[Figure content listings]

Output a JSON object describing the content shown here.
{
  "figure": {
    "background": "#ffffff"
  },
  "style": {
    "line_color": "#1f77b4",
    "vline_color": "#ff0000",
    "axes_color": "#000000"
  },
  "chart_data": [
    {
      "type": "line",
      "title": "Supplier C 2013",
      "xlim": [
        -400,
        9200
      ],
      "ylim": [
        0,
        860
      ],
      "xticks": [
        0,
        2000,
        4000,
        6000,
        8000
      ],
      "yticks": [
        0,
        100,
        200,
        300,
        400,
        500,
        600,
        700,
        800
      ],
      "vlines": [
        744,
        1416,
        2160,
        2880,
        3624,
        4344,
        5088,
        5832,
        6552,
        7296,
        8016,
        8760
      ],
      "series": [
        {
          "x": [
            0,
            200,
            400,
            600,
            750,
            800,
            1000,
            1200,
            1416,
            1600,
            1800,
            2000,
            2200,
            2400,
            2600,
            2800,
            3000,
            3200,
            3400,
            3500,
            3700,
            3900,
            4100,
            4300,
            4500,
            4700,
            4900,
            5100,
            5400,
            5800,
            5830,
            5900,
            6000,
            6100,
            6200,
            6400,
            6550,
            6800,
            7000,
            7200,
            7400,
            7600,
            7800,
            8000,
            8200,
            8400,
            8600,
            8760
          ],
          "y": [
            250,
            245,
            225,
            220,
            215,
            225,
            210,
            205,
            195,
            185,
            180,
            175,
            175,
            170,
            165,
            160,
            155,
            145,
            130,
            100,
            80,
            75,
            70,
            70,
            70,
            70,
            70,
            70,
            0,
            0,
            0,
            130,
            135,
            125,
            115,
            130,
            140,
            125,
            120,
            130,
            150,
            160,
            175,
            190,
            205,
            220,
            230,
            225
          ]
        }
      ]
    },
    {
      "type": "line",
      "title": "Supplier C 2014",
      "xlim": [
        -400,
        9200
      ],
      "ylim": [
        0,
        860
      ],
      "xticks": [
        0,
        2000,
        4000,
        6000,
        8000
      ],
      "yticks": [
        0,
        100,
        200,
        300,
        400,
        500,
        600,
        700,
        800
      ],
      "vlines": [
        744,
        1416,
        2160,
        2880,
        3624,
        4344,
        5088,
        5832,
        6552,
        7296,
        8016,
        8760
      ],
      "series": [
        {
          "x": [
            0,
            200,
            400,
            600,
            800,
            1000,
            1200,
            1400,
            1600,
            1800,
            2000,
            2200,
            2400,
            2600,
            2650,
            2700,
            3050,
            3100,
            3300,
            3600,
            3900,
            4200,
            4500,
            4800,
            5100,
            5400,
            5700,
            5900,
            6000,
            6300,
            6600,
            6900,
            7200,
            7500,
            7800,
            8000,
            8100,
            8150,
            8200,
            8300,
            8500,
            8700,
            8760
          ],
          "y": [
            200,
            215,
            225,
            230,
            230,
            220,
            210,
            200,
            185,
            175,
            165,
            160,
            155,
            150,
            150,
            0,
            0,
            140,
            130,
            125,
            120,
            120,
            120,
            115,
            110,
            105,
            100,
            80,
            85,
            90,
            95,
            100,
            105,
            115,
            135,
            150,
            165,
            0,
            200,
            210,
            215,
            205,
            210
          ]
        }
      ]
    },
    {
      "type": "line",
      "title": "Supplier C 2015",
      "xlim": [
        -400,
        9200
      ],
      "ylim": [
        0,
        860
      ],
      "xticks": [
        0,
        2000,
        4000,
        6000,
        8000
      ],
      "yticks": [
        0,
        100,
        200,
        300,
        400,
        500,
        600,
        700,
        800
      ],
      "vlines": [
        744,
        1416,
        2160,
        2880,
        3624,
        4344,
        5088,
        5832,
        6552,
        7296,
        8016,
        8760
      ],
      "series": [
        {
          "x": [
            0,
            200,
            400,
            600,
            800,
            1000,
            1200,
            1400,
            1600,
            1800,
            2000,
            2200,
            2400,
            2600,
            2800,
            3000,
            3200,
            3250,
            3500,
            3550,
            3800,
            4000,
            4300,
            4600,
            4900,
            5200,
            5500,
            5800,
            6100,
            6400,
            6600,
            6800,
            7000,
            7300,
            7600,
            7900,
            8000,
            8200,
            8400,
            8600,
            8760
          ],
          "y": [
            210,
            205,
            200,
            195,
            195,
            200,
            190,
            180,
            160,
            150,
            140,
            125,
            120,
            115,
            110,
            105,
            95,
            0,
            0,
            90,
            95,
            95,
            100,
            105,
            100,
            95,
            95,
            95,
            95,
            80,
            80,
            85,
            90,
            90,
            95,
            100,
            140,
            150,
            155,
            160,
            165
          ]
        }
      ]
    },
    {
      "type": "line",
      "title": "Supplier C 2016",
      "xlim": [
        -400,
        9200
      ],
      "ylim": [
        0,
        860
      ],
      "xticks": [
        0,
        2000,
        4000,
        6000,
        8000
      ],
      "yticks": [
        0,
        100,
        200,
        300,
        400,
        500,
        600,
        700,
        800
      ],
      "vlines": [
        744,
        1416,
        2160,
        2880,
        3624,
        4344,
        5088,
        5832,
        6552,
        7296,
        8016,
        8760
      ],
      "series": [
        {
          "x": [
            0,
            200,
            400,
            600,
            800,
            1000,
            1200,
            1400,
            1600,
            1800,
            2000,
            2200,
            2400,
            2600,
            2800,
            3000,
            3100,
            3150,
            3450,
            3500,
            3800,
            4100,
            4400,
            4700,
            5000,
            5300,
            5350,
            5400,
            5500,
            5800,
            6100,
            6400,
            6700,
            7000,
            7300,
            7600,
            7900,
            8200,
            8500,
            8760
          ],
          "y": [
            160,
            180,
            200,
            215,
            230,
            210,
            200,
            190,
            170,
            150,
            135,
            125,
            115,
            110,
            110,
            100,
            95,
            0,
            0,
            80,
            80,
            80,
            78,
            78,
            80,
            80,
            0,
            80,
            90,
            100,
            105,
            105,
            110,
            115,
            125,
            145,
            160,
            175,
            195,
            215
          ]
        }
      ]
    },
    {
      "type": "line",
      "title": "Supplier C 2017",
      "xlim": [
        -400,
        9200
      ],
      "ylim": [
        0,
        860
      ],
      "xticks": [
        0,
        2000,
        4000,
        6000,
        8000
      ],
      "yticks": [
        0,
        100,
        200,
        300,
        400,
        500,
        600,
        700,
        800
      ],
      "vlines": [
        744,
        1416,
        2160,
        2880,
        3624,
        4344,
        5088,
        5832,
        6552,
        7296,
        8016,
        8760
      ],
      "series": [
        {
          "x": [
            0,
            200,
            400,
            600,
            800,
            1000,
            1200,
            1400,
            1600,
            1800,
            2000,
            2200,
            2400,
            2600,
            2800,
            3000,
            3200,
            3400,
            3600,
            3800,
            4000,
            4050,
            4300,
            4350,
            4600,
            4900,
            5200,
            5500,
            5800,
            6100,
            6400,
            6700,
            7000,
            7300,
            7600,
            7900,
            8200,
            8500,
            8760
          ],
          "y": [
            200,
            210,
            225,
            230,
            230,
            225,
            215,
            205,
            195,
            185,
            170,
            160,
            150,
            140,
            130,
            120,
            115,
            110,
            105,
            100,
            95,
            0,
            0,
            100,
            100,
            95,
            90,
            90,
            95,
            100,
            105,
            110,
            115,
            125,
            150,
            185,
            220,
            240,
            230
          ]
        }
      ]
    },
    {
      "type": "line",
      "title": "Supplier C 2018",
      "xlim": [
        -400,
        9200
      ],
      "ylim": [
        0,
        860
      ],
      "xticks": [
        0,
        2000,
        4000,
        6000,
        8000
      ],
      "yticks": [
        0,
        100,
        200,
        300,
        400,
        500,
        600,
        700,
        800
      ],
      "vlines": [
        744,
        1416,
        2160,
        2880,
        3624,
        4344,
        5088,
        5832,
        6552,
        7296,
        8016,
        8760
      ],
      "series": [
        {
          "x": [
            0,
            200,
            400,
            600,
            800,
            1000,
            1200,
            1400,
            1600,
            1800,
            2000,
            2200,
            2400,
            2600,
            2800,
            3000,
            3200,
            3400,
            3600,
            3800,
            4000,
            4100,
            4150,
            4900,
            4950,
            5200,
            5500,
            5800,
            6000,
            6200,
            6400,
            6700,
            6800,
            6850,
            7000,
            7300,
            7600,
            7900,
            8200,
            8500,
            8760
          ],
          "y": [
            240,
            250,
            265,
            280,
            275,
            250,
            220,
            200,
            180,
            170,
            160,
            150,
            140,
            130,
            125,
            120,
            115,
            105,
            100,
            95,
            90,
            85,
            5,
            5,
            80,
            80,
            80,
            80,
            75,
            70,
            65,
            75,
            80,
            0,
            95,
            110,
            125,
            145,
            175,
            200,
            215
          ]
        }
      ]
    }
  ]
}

• **Problem details**
Work out the number of lines in this listing that include the word "title". Reply with that number only.

• **Completed task**
6